#### Task requirements
Repeat each record below exactly, dropping the pictures.

#### Data listing
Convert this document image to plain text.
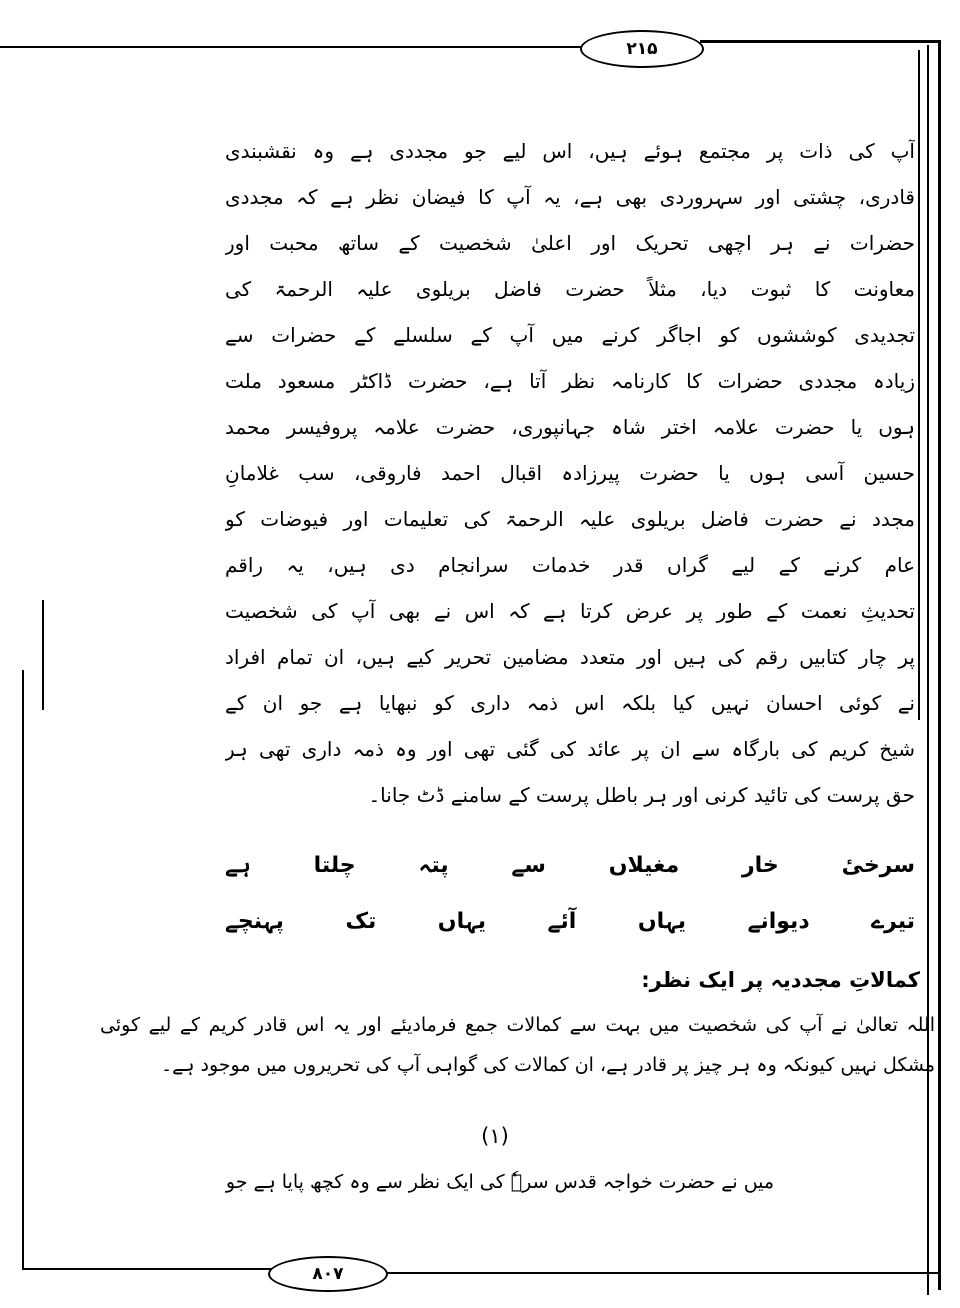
۲۱۵
آپ کی ذات پر مجتمع ہوئے ہیں، اس لیے جو مجددی ہے وہ نقشبندی
قادری، چشتی اور سہروردی بھی ہے، یہ آپ کا فیضان نظر ہے کہ مجددی
حضرات نے ہر اچھی تحریک اور اعلیٰ شخصیت کے ساتھ محبت اور
معاونت کا ثبوت دیا، مثلاً حضرت فاضل بریلوی علیہ الرحمۃ کی
تجدیدی کوششوں کو اجاگر کرنے میں آپ کے سلسلے کے حضرات سے
زیادہ مجددی حضرات کا کارنامہ نظر آتا ہے، حضرت ڈاکٹر مسعود ملت
ہوں یا حضرت علامہ اختر شاہ جہانپوری، حضرت علامہ پروفیسر محمد
حسین آسی ہوں یا حضرت پیرزادہ اقبال احمد فاروقی، سب غلامانِ
مجدد نے حضرت فاضل بریلوی علیہ الرحمۃ کی تعلیمات اور فیوضات کو
عام کرنے کے لیے گراں قدر خدمات سرانجام دی ہیں، یہ راقم
تحدیثِ نعمت کے طور پر عرض کرتا ہے کہ اس نے بھی آپ کی شخصیت
پر چار کتابیں رقم کی ہیں اور متعدد مضامین تحریر کیے ہیں، ان تمام افراد
نے کوئی احسان نہیں کیا بلکہ اس ذمہ داری کو نبھایا ہے جو ان کے
شیخ کریم کی بارگاہ سے ان پر عائد کی گئی تھی اور وہ ذمہ داری تھی ہر
حق پرست کی تائید کرنی اور ہر باطل پرست کے سامنے ڈٹ جانا۔
سرخیٔ خار مغیلاں سے پتہ چلتا ہے
تیرے دیوانے یہاں آئے یہاں تک پہنچے
کمالاتِ مجددیہ پر ایک نظر:
اللہ تعالیٰ نے آپ کی شخصیت میں بہت سے کمالات جمع فرمادیئے اور یہ اس قادر کریم کے لیے کوئی
مشکل نہیں کیونکہ وہ ہر چیز پر قادر ہے، ان کمالات کی گواہی آپ کی تحریروں میں موجود ہے۔
(۱)
میں نے حضرت خواجہ قدس سرہٗ کی ایک نظر سے وہ کچھ پایا ہے جو
۸۰۷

#### Answer to the exercise
Convert this document image to plain text.
۲۱۵
آپ کی ذات پر مجتمع ہوئے ہیں، اس لیے جو مجددی ہے وہ نقشبندی
قادری، چشتی اور سہروردی بھی ہے، یہ آپ کا فیضان نظر ہے کہ مجددی
حضرات نے ہر اچھی تحریک اور اعلیٰ شخصیت کے ساتھ محبت اور
معاونت کا ثبوت دیا، مثلاً حضرت فاضل بریلوی علیہ الرحمۃ کی
تجدیدی کوششوں کو اجاگر کرنے میں آپ کے سلسلے کے حضرات سے
زیادہ مجددی حضرات کا کارنامہ نظر آتا ہے، حضرت ڈاکٹر مسعود ملت
ہوں یا حضرت علامہ اختر شاہ جہانپوری، حضرت علامہ پروفیسر محمد
حسین آسی ہوں یا حضرت پیرزادہ اقبال احمد فاروقی، سب غلامانِ
مجدد نے حضرت فاضل بریلوی علیہ الرحمۃ کی تعلیمات اور فیوضات کو
عام کرنے کے لیے گراں قدر خدمات سرانجام دی ہیں، یہ راقم
تحدیثِ نعمت کے طور پر عرض کرتا ہے کہ اس نے بھی آپ کی شخصیت
پر چار کتابیں رقم کی ہیں اور متعدد مضامین تحریر کیے ہیں، ان تمام افراد
نے کوئی احسان نہیں کیا بلکہ اس ذمہ داری کو نبھایا ہے جو ان کے
شیخ کریم کی بارگاہ سے ان پر عائد کی گئی تھی اور وہ ذمہ داری تھی ہر
حق پرست کی تائید کرنی اور ہر باطل پرست کے سامنے ڈٹ جانا۔
سرخیٔ خار مغیلاں سے پتہ چلتا ہے
تیرے دیوانے یہاں آئے یہاں تک پہنچے
کمالاتِ مجددیہ پر ایک نظر:
اللہ تعالیٰ نے آپ کی شخصیت میں بہت سے کمالات جمع فرمادیئے اور یہ اس قادر کریم کے لیے کوئی
مشکل نہیں کیونکہ وہ ہر چیز پر قادر ہے، ان کمالات کی گواہی آپ کی تحریروں میں موجود ہے۔
(۱)
میں نے حضرت خواجہ قدس سرہٗ کی ایک نظر سے وہ کچھ پایا ہے جو
۸۰۷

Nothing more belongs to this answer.